═════ Extracted information ═════

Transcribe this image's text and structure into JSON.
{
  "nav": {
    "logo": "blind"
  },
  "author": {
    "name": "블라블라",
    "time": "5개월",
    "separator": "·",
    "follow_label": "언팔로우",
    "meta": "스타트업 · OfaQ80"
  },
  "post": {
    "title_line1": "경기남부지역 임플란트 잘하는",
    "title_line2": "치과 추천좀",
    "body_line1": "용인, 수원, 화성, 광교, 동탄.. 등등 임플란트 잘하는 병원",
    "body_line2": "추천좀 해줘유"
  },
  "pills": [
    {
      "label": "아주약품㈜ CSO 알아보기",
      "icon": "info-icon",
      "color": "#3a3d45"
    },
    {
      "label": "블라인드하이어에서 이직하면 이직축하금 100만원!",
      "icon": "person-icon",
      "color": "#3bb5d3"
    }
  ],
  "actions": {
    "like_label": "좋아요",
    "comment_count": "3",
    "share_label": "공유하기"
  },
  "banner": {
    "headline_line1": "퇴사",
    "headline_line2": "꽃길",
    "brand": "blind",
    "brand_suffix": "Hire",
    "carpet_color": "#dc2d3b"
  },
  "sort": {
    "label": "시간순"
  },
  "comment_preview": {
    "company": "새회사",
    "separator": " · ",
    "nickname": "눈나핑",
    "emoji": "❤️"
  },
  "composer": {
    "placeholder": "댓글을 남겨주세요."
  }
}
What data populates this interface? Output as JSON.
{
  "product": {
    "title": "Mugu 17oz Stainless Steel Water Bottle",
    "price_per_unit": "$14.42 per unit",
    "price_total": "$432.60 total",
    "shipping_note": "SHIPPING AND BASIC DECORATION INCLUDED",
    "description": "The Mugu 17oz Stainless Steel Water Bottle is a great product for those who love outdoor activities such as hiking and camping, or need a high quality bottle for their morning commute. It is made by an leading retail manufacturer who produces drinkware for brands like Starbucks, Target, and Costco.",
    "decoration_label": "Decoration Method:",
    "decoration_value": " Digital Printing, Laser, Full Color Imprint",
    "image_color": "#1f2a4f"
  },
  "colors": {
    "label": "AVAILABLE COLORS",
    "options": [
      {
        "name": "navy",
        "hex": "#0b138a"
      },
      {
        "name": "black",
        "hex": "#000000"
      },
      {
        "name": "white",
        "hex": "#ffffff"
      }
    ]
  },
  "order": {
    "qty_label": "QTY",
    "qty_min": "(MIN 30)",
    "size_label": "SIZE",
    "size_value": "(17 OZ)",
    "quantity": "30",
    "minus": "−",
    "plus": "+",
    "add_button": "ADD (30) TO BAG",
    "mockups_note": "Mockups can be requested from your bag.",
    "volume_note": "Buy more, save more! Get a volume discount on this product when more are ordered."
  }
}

═════

> _Direction_
Repeat every record, keeping each word and mark exactly as it is.

> _Written answer_
Transcribe this image's text and structure into JSON.
{
  "nav": {
    "logo": "blind"
  },
  "author": {
    "name": "블라블라",
    "time": "5개월",
    "separator": "·",
    "follow_label": "언팔로우",
    "meta": "스타트업 · OfaQ80"
  },
  "post": {
    "title_line1": "경기남부지역 임플란트 잘하는",
    "title_line2": "치과 추천좀",
    "body_line1": "용인, 수원, 화성, 광교, 동탄.. 등등 임플란트 잘하는 병원",
    "body_line2": "추천좀 해줘유"
  },
  "pills": [
    {
      "label": "아주약품㈜ CSO 알아보기",
      "icon": "info-icon",
      "color": "#3a3d45"
    },
    {
      "label": "블라인드하이어에서 이직하면 이직축하금 100만원!",
      "icon": "person-icon",
      "color": "#3bb5d3"
    }
  ],
  "actions": {
    "like_label": "좋아요",
    "comment_count": "3",
    "share_label": "공유하기"
  },
  "banner": {
    "headline_line1": "퇴사",
    "headline_line2": "꽃길",
    "brand": "blind",
    "brand_suffix": "Hire",
    "carpet_color": "#dc2d3b"
  },
  "sort": {
    "label": "시간순"
  },
  "comment_preview": {
    "company": "새회사",
    "separator": " · ",
    "nickname": "눈나핑",
    "emoji": "❤️"
  },
  "composer": {
    "placeholder": "댓글을 남겨주세요."
  }
}
What data populates this interface? Output as JSON.
{
  "product": {
    "title": "Mugu 17oz Stainless Steel Water Bottle",
    "price_per_unit": "$14.42 per unit",
    "price_total": "$432.60 total",
    "shipping_note": "SHIPPING AND BASIC DECORATION INCLUDED",
    "description": "The Mugu 17oz Stainless Steel Water Bottle is a great product for those who love outdoor activities such as hiking and camping, or need a high quality bottle for their morning commute. It is made by an leading retail manufacturer who produces drinkware for brands like Starbucks, Target, and Costco.",
    "decoration_label": "Decoration Method:",
    "decoration_value": " Digital Printing, Laser, Full Color Imprint",
    "image_color": "#1f2a4f"
  },
  "colors": {
    "label": "AVAILABLE COLORS",
    "options": [
      {
        "name": "navy",
        "hex": "#0b138a"
      },
      {
        "name": "black",
        "hex": "#000000"
      },
      {
        "name": "white",
        "hex": "#ffffff"
      }
    ]
  },
  "order": {
    "qty_label": "QTY",
    "qty_min": "(MIN 30)",
    "size_label": "SIZE",
    "size_value": "(17 OZ)",
    "quantity": "30",
    "minus": "−",
    "plus": "+",
    "add_button": "ADD (30) TO BAG",
    "mockups_note": "Mockups can be requested from your bag.",
    "volume_note": "Buy more, save more! Get a volume discount on this product when more are ordered."
  }
}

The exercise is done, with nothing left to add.